:: Problem ::
Reproduce the records below in full and without edits, omitting images.
....
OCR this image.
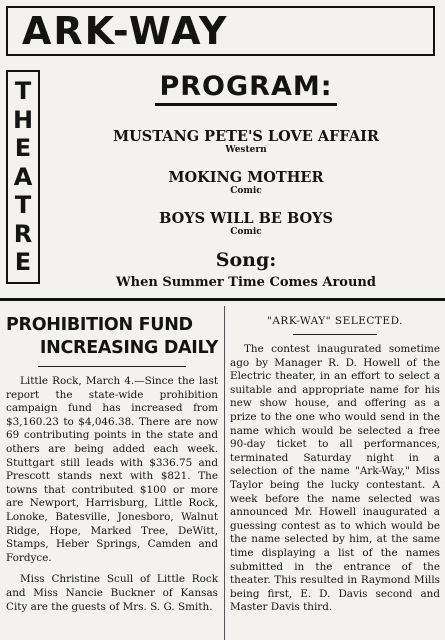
ARK-WAY
T
H
E
A
T
R
E
PROGRAM:
MUSTANG PETE'S LOVE AFFAIR
Western
MOKING MOTHER
Comic
BOYS WILL BE BOYS
Comic
Song:
When Summer Time Comes Around
PROHIBITION FUND
INCREASING DAILY

Little Rock, March 4.—Since the last report the state-wide prohibition campaign fund has increased from $3,160.23 to $4,046.38. There are now 69 contributing points in the state and others are being added each week. Stuttgart still leads with $336.75 and Prescott stands next with $821. The towns that contributed $100 or more are Newport, Harrisburg, Little Rock, Lonoke, Batesville, Jonesboro, Walnut Ridge, Hope, Marked Tree, DeWitt, Stamps, Heber Springs, Camden and Fordyce.

Miss Christine Scull of Little Rock and Miss Nancie Buckner of Kansas City are the guests of Mrs. S. G. Smith.

"ARK-WAY" SELECTED.

The contest inaugurated sometime ago by Manager R. D. Howell of the Electric theater, in an effort to select a suitable and appropriate name for his new show house, and offering as a prize to the one who would send in the name which would be selected a free 90-day ticket to all performances, terminated Saturday night in a selection of the name "Ark-Way," Miss Taylor being the lucky contestant. A week before the name selected was announced Mr. Howell inaugurated a guessing contest as to which would be the name selected by him, at the same time displaying a list of the names submitted in the entrance of the theater. This resulted in Raymond Mills being first, E. D. Davis second and Master Davis third.
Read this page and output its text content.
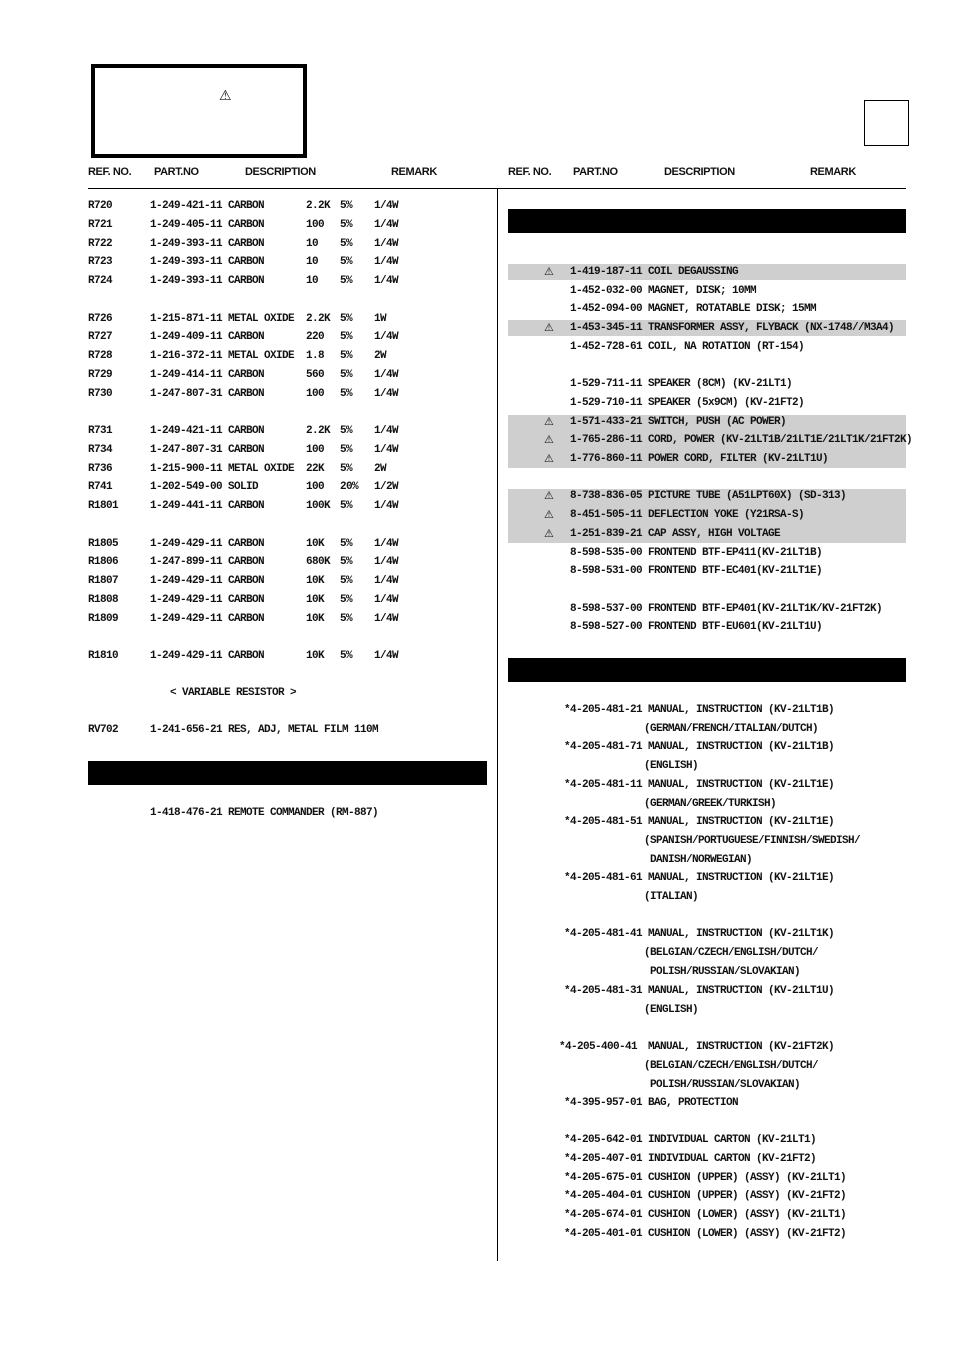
⚠
REF. NO. PART.NO	DESCRIPTION	REMARK	REF. NO. PART.NO	DESCRIPTION	REMARK
R720	1-249-421-11 CARBON	2.2K 5% 1/4W
R721	1-249-405-11 CARBON	100 5% 1/4W
R722	1-249-393-11 CARBON	10 5% 1/4W
R723	1-249-393-11 CARBON	10 5% 1/4W
R724	1-249-393-11 CARBON	10 5% 1/4W
R726	1-215-871-11 METAL OXIDE 2.2K 5% 1W
R727	1-249-409-11 CARBON	220 5% 1/4W
R728	1-216-372-11 METAL OXIDE 1.8 5% 2W
R729	1-249-414-11 CARBON	560 5% 1/4W
R730	1-247-807-31 CARBON	100 5% 1/4W
R731	1-249-421-11 CARBON	2.2K 5% 1/4W
R734	1-247-807-31 CARBON	100 5% 1/4W
R736	1-215-900-11 METAL OXIDE 22K 5% 2W
R741	1-202-549-00 SOLID	100 20% 1/2W
R1801	1-249-441-11 CARBON	100K 5% 1/4W
R1805	1-249-429-11 CARBON	10K 5% 1/4W
R1806	1-247-899-11 CARBON	680K 5% 1/4W
R1807	1-249-429-11 CARBON	10K 5% 1/4W
R1808	1-249-429-11 CARBON	10K 5% 1/4W
R1809	1-249-429-11 CARBON	10K 5% 1/4W
R1810	1-249-429-11 CARBON	10K 5% 1/4W
< VARIABLE RESISTOR >
RV702	1-241-656-21 RES, ADJ, METAL FILM 110M
1-418-476-21 REMOTE COMMANDER (RM-887)
⚠ 1-419-187-11 COIL DEGAUSSING
1-452-032-00 MAGNET, DISK; 10MM
1-452-094-00 MAGNET, ROTATABLE DISK; 15MM
⚠ 1-453-345-11 TRANSFORMER ASSY, FLYBACK (NX-1748//M3A4)
1-452-728-61 COIL, NA ROTATION (RT-154)
1-529-711-11 SPEAKER (8CM) (KV-21LT1)
1-529-710-11 SPEAKER (5x9CM) (KV-21FT2)
⚠ 1-571-433-21 SWITCH, PUSH (AC POWER)
⚠ 1-765-286-11 CORD, POWER (KV-21LT1B/21LT1E/21LT1K/21FT2K)
⚠ 1-776-860-11 POWER CORD, FILTER (KV-21LT1U)
⚠ 8-738-836-05 PICTURE TUBE (A51LPT60X) (SD-313)
⚠ 8-451-505-11 DEFLECTION YOKE (Y21RSA-S)
⚠ 1-251-839-21 CAP ASSY, HIGH VOLTAGE
8-598-535-00 FRONTEND BTF-EP411(KV-21LT1B)
8-598-531-00 FRONTEND BTF-EC401(KV-21LT1E)
8-598-537-00 FRONTEND BTF-EP401(KV-21LT1K/KV-21FT2K)
8-598-527-00 FRONTEND BTF-EU601(KV-21LT1U)
*4-205-481-21 MANUAL, INSTRUCTION (KV-21LT1B)
(GERMAN/FRENCH/ITALIAN/DUTCH)
*4-205-481-71 MANUAL, INSTRUCTION (KV-21LT1B)
(ENGLISH)
*4-205-481-11 MANUAL, INSTRUCTION (KV-21LT1E)
(GERMAN/GREEK/TURKISH)
*4-205-481-51 MANUAL, INSTRUCTION (KV-21LT1E)
(SPANISH/PORTUGUESE/FINNISH/SWEDISH/
DANISH/NORWEGIAN)
*4-205-481-61 MANUAL, INSTRUCTION (KV-21LT1E)
(ITALIAN)
*4-205-481-41 MANUAL, INSTRUCTION (KV-21LT1K)
(BELGIAN/CZECH/ENGLISH/DUTCH/
POLISH/RUSSIAN/SLOVAKIAN)
*4-205-481-31 MANUAL, INSTRUCTION (KV-21LT1U)
(ENGLISH)
*4-205-400-41 MANUAL, INSTRUCTION (KV-21FT2K)
(BELGIAN/CZECH/ENGLISH/DUTCH/
POLISH/RUSSIAN/SLOVAKIAN)
*4-395-957-01 BAG, PROTECTION
*4-205-642-01 INDIVIDUAL CARTON (KV-21LT1)
*4-205-407-01 INDIVIDUAL CARTON (KV-21FT2)
*4-205-675-01 CUSHION (UPPER) (ASSY) (KV-21LT1)
*4-205-404-01 CUSHION (UPPER) (ASSY) (KV-21FT2)
*4-205-674-01 CUSHION (LOWER) (ASSY) (KV-21LT1)
*4-205-401-01 CUSHION (LOWER) (ASSY) (KV-21FT2)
....
:: Worked answer ::
OCR this image.
ARK-WAY
T
H
E
A
T
R
E
PROGRAM:
MUSTANG PETE'S LOVE AFFAIR
Western
MOKING MOTHER
Comic
BOYS WILL BE BOYS
Comic
Song:
When Summer Time Comes Around
PROHIBITION FUND
INCREASING DAILY

Little Rock, March 4.—Since the last report the state-wide prohibition campaign fund has increased from $3,160.23 to $4,046.38. There are now 69 contributing points in the state and others are being added each week. Stuttgart still leads with $336.75 and Prescott stands next with $821. The towns that contributed $100 or more are Newport, Harrisburg, Little Rock, Lonoke, Batesville, Jonesboro, Walnut Ridge, Hope, Marked Tree, DeWitt, Stamps, Heber Springs, Camden and Fordyce.

Miss Christine Scull of Little Rock and Miss Nancie Buckner of Kansas City are the guests of Mrs. S. G. Smith.

"ARK-WAY" SELECTED.

The contest inaugurated sometime ago by Manager R. D. Howell of the Electric theater, in an effort to select a suitable and appropriate name for his new show house, and offering as a prize to the one who would send in the name which would be selected a free 90-day ticket to all performances, terminated Saturday night in a selection of the name "Ark-Way," Miss Taylor being the lucky contestant. A week before the name selected was announced Mr. Howell inaugurated a guessing contest as to which would be the name selected by him, at the same time displaying a list of the names submitted in the entrance of the theater. This resulted in Raymond Mills being first, E. D. Davis second and Master Davis third.
Read this page and output its text content.
⚠
REF. NO. PART.NO	DESCRIPTION	REMARK	REF. NO. PART.NO	DESCRIPTION	REMARK
R720	1-249-421-11 CARBON	2.2K 5% 1/4W
R721	1-249-405-11 CARBON	100 5% 1/4W
R722	1-249-393-11 CARBON	10 5% 1/4W
R723	1-249-393-11 CARBON	10 5% 1/4W
R724	1-249-393-11 CARBON	10 5% 1/4W
R726	1-215-871-11 METAL OXIDE 2.2K 5% 1W
R727	1-249-409-11 CARBON	220 5% 1/4W
R728	1-216-372-11 METAL OXIDE 1.8 5% 2W
R729	1-249-414-11 CARBON	560 5% 1/4W
R730	1-247-807-31 CARBON	100 5% 1/4W
R731	1-249-421-11 CARBON	2.2K 5% 1/4W
R734	1-247-807-31 CARBON	100 5% 1/4W
R736	1-215-900-11 METAL OXIDE 22K 5% 2W
R741	1-202-549-00 SOLID	100 20% 1/2W
R1801	1-249-441-11 CARBON	100K 5% 1/4W
R1805	1-249-429-11 CARBON	10K 5% 1/4W
R1806	1-247-899-11 CARBON	680K 5% 1/4W
R1807	1-249-429-11 CARBON	10K 5% 1/4W
R1808	1-249-429-11 CARBON	10K 5% 1/4W
R1809	1-249-429-11 CARBON	10K 5% 1/4W
R1810	1-249-429-11 CARBON	10K 5% 1/4W
< VARIABLE RESISTOR >
RV702	1-241-656-21 RES, ADJ, METAL FILM 110M
1-418-476-21 REMOTE COMMANDER (RM-887)
⚠ 1-419-187-11 COIL DEGAUSSING
1-452-032-00 MAGNET, DISK; 10MM
1-452-094-00 MAGNET, ROTATABLE DISK; 15MM
⚠ 1-453-345-11 TRANSFORMER ASSY, FLYBACK (NX-1748//M3A4)
1-452-728-61 COIL, NA ROTATION (RT-154)
1-529-711-11 SPEAKER (8CM) (KV-21LT1)
1-529-710-11 SPEAKER (5x9CM) (KV-21FT2)
⚠ 1-571-433-21 SWITCH, PUSH (AC POWER)
⚠ 1-765-286-11 CORD, POWER (KV-21LT1B/21LT1E/21LT1K/21FT2K)
⚠ 1-776-860-11 POWER CORD, FILTER (KV-21LT1U)
⚠ 8-738-836-05 PICTURE TUBE (A51LPT60X) (SD-313)
⚠ 8-451-505-11 DEFLECTION YOKE (Y21RSA-S)
⚠ 1-251-839-21 CAP ASSY, HIGH VOLTAGE
8-598-535-00 FRONTEND BTF-EP411(KV-21LT1B)
8-598-531-00 FRONTEND BTF-EC401(KV-21LT1E)
8-598-537-00 FRONTEND BTF-EP401(KV-21LT1K/KV-21FT2K)
8-598-527-00 FRONTEND BTF-EU601(KV-21LT1U)
*4-205-481-21 MANUAL, INSTRUCTION (KV-21LT1B)
(GERMAN/FRENCH/ITALIAN/DUTCH)
*4-205-481-71 MANUAL, INSTRUCTION (KV-21LT1B)
(ENGLISH)
*4-205-481-11 MANUAL, INSTRUCTION (KV-21LT1E)
(GERMAN/GREEK/TURKISH)
*4-205-481-51 MANUAL, INSTRUCTION (KV-21LT1E)
(SPANISH/PORTUGUESE/FINNISH/SWEDISH/
DANISH/NORWEGIAN)
*4-205-481-61 MANUAL, INSTRUCTION (KV-21LT1E)
(ITALIAN)
*4-205-481-41 MANUAL, INSTRUCTION (KV-21LT1K)
(BELGIAN/CZECH/ENGLISH/DUTCH/
POLISH/RUSSIAN/SLOVAKIAN)
*4-205-481-31 MANUAL, INSTRUCTION (KV-21LT1U)
(ENGLISH)
*4-205-400-41 MANUAL, INSTRUCTION (KV-21FT2K)
(BELGIAN/CZECH/ENGLISH/DUTCH/
POLISH/RUSSIAN/SLOVAKIAN)
*4-395-957-01 BAG, PROTECTION
*4-205-642-01 INDIVIDUAL CARTON (KV-21LT1)
*4-205-407-01 INDIVIDUAL CARTON (KV-21FT2)
*4-205-675-01 CUSHION (UPPER) (ASSY) (KV-21LT1)
*4-205-404-01 CUSHION (UPPER) (ASSY) (KV-21FT2)
*4-205-674-01 CUSHION (LOWER) (ASSY) (KV-21LT1)
*4-205-401-01 CUSHION (LOWER) (ASSY) (KV-21FT2)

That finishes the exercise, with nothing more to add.